The task
Provide nothing beyond the count of lines that include the string "игры".

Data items
** Start **

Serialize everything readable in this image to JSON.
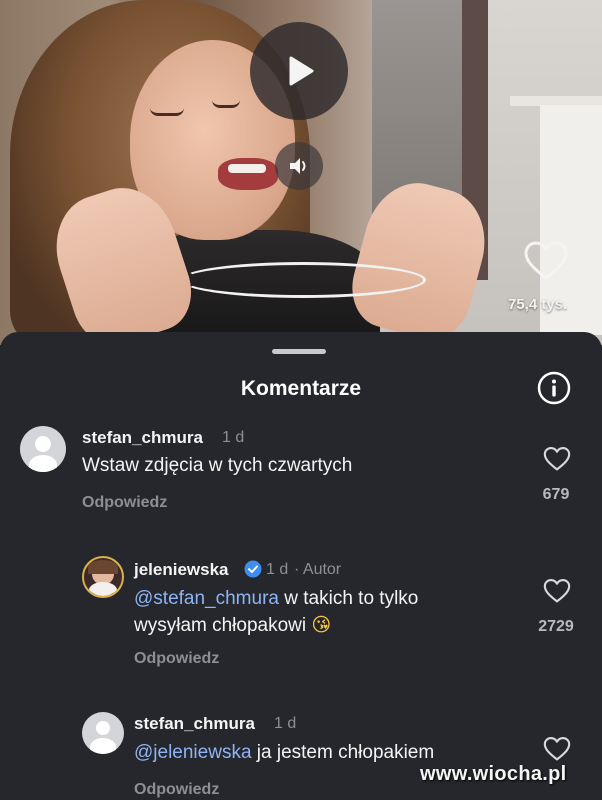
{
  "video": {
    "play_icon": "play-icon",
    "sound_icon": "speaker-icon",
    "like_icon": "heart-icon",
    "like_count": "75,4 tys."
  },
  "comments_panel": {
    "title": "Komentarze",
    "info_icon": "info-icon",
    "comments": [
      {
        "username": "stefan_chmura",
        "time": "1 d",
        "text": "Wstaw zdjęcia w tych czwartych",
        "reply_label": "Odpowiedz",
        "like_count": "679"
      },
      {
        "username": "jeleniewska",
        "time": "1 d",
        "author_label": "· Autor",
        "verified_icon": "verified-badge-icon",
        "mention": "@stefan_chmura",
        "text_line1_rest": " w takich to tylko",
        "text_line2": "wysyłam chłopakowi",
        "emoji": "😘",
        "reply_label": "Odpowiedz",
        "like_count": "2729"
      },
      {
        "username": "stefan_chmura",
        "time": "1 d",
        "mention": "@jeleniewska",
        "text_rest": " ja jestem chłopakiem",
        "reply_label": "Odpowiedz",
        "like_count": ""
      }
    ]
  },
  "watermark": "www.wiocha.pl"
}
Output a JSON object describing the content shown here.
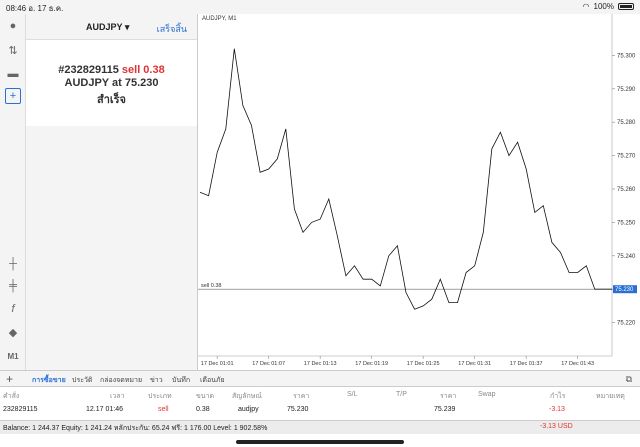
{
  "statusbar": {
    "time": "08:46",
    "date": "อ. 17 ธ.ค.",
    "battery": "100%"
  },
  "order": {
    "symbol": "AUDJPY",
    "done_label": "เสร็จสิ้น",
    "ticket": "#232829115",
    "action": "sell 0.38",
    "line2": "AUDJPY at 75.230",
    "line3": "สำเร็จ"
  },
  "left_tools": [
    "user-icon",
    "arrows-icon",
    "chat-icon",
    "new-order-icon",
    "crosshair-icon",
    "candles-icon",
    "function-icon",
    "objects-icon",
    "timeframe"
  ],
  "timeframe": "M1",
  "chart": {
    "title": "AUDJPY, M1",
    "order_line_label": "sell 0.38",
    "price_tag": "75.230"
  },
  "chart_data": {
    "type": "line",
    "title": "AUDJPY, M1",
    "ylim": [
      75.21,
      75.31
    ],
    "y_ticks": [
      "75.300",
      "75.290",
      "75.280",
      "75.270",
      "75.260",
      "75.250",
      "75.240",
      "75.230",
      "75.220"
    ],
    "x_ticks": [
      "17 Dec 01:01",
      "17 Dec 01:07",
      "17 Dec 01:13",
      "17 Dec 01:19",
      "17 Dec 01:25",
      "17 Dec 01:31",
      "17 Dec 01:37",
      "17 Dec 01:43"
    ],
    "order_level": 75.23,
    "values": [
      75.259,
      75.258,
      75.271,
      75.278,
      75.302,
      75.285,
      75.279,
      75.265,
      75.266,
      75.269,
      75.278,
      75.254,
      75.247,
      75.25,
      75.251,
      75.257,
      75.246,
      75.234,
      75.237,
      75.233,
      75.233,
      75.231,
      75.24,
      75.243,
      75.229,
      75.224,
      75.225,
      75.227,
      75.233,
      75.226,
      75.226,
      75.235,
      75.237,
      75.247,
      75.272,
      75.277,
      75.27,
      75.274,
      75.266,
      75.253,
      75.255,
      75.244,
      75.241,
      75.235,
      75.235,
      75.237,
      75.23,
      75.23,
      75.23
    ]
  },
  "tabs": [
    "การซื้อขาย",
    "ประวัติ",
    "กล่องจดหมาย",
    "ข่าว",
    "บันทึก",
    "เตือนภัย"
  ],
  "table": {
    "headers": [
      "คำสั่ง",
      "เวลา",
      "ประเภท",
      "ขนาด",
      "สัญลักษณ์",
      "ราคา",
      "S/L",
      "T/P",
      "ราคา",
      "Swap",
      "กำไร",
      "หมายเหตุ"
    ],
    "row": [
      "232829115",
      "12.17 01:46",
      "sell",
      "0.38",
      "audjpy",
      "75.230",
      "",
      "",
      "75.239",
      "",
      "-3.13",
      ""
    ]
  },
  "balance": {
    "text": "Balance: 1 244.37 Equity: 1 241.24 หลักประกัน: 65.24 ฟรี: 1 176.00 Level: 1 902.58%",
    "value": "-3.13  USD"
  }
}
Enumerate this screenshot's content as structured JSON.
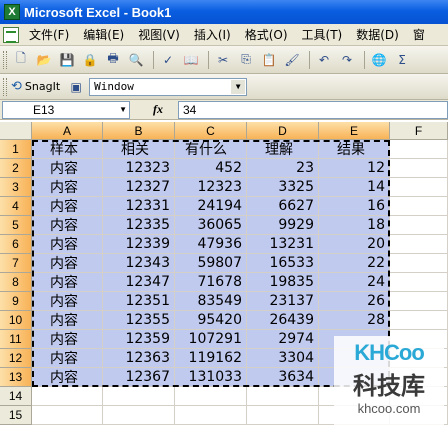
{
  "window": {
    "title": "Microsoft Excel - Book1",
    "app_icon_glyph": "X"
  },
  "menu": [
    "文件(F)",
    "编辑(E)",
    "视图(V)",
    "插入(I)",
    "格式(O)",
    "工具(T)",
    "数据(D)",
    "窗"
  ],
  "toolbar": {
    "snagit_label": "SnagIt",
    "window_select_value": "Window"
  },
  "formula_bar": {
    "name_box": "E13",
    "fx": "fx",
    "value": "34"
  },
  "columns": [
    "A",
    "B",
    "C",
    "D",
    "E",
    "F"
  ],
  "row_numbers": [
    "1",
    "2",
    "3",
    "4",
    "5",
    "6",
    "7",
    "8",
    "9",
    "10",
    "11",
    "12",
    "13",
    "14",
    "15"
  ],
  "header_row": [
    "样本",
    "相关",
    "有什么",
    "理解",
    "结果"
  ],
  "data_rows": [
    [
      "内容",
      "12323",
      "452",
      "23",
      "12"
    ],
    [
      "内容",
      "12327",
      "12323",
      "3325",
      "14"
    ],
    [
      "内容",
      "12331",
      "24194",
      "6627",
      "16"
    ],
    [
      "内容",
      "12335",
      "36065",
      "9929",
      "18"
    ],
    [
      "内容",
      "12339",
      "47936",
      "13231",
      "20"
    ],
    [
      "内容",
      "12343",
      "59807",
      "16533",
      "22"
    ],
    [
      "内容",
      "12347",
      "71678",
      "19835",
      "24"
    ],
    [
      "内容",
      "12351",
      "83549",
      "23137",
      "26"
    ],
    [
      "内容",
      "12355",
      "95420",
      "26439",
      "28"
    ],
    [
      "内容",
      "12359",
      "107291",
      "2974",
      ""
    ],
    [
      "内容",
      "12363",
      "119162",
      "3304",
      ""
    ],
    [
      "内容",
      "12367",
      "131033",
      "3634",
      ""
    ]
  ],
  "watermark": {
    "logo": "KHCoo",
    "cn": "科技库",
    "url": "khcoo.com"
  },
  "colors": {
    "accent": "#0a5ee0",
    "header_selected": "#f8b257",
    "selection_fill": "#c0c9ee"
  }
}
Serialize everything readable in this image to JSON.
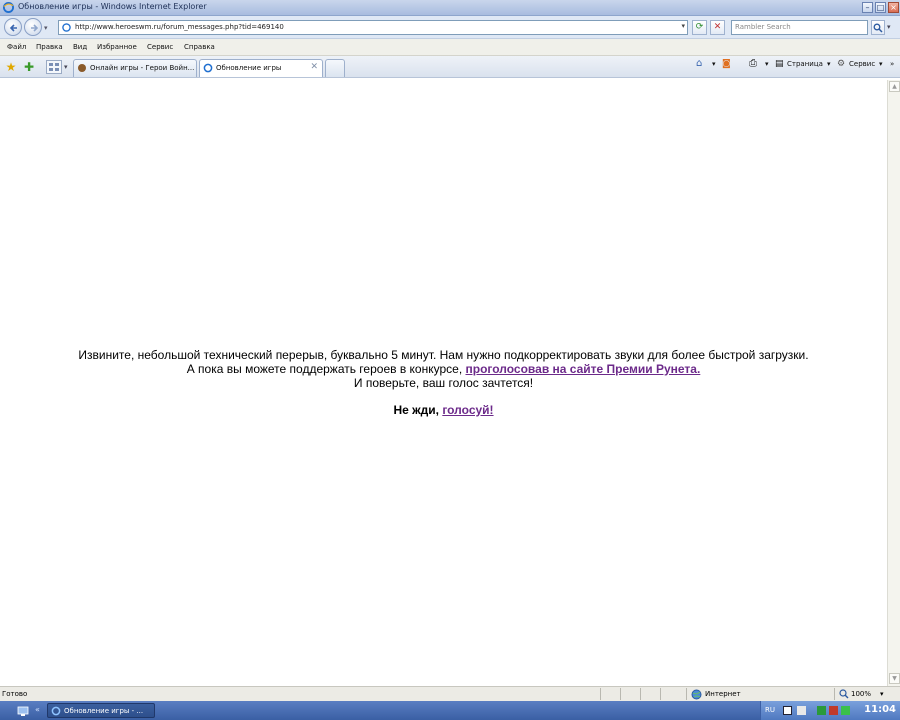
{
  "window": {
    "title": "Обновление игры - Windows Internet Explorer"
  },
  "address_bar": {
    "url": "http://www.heroeswm.ru/forum_messages.php?tid=469140",
    "search_placeholder": "Rambler Search"
  },
  "menu": {
    "items": [
      "Файл",
      "Правка",
      "Вид",
      "Избранное",
      "Сервис",
      "Справка"
    ]
  },
  "tabs": [
    {
      "label": "Онлайн игры - Герои Войн...",
      "active": false
    },
    {
      "label": "Обновление игры",
      "active": true
    }
  ],
  "toolbar_right": {
    "page_label": "Страница",
    "tools_label": "Сервис"
  },
  "content": {
    "line1": "Извините, небольшой технический перерыв, буквально 5 минут. Нам нужно подкорректировать звуки для более быстрой загрузки.",
    "line2_prefix": "А пока вы можете поддержать героев в конкурсе,",
    "line2_link": "проголосовав на сайте Премии Рунета.",
    "line3": "И поверьте, ваш голос зачтется!",
    "cta_prefix": "Не жди,",
    "cta_link": "голосуй!"
  },
  "status_bar": {
    "status": "Готово",
    "zone": "Интернет",
    "zoom": "100%"
  },
  "taskbar": {
    "window_button": "Обновление игры - ...",
    "language": "RU",
    "clock": "11:04"
  },
  "colors": {
    "link": "#6c2a8a",
    "titlebar": "#a8bcdf",
    "taskbar": "#3a5fa4"
  }
}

** End **

Task response
4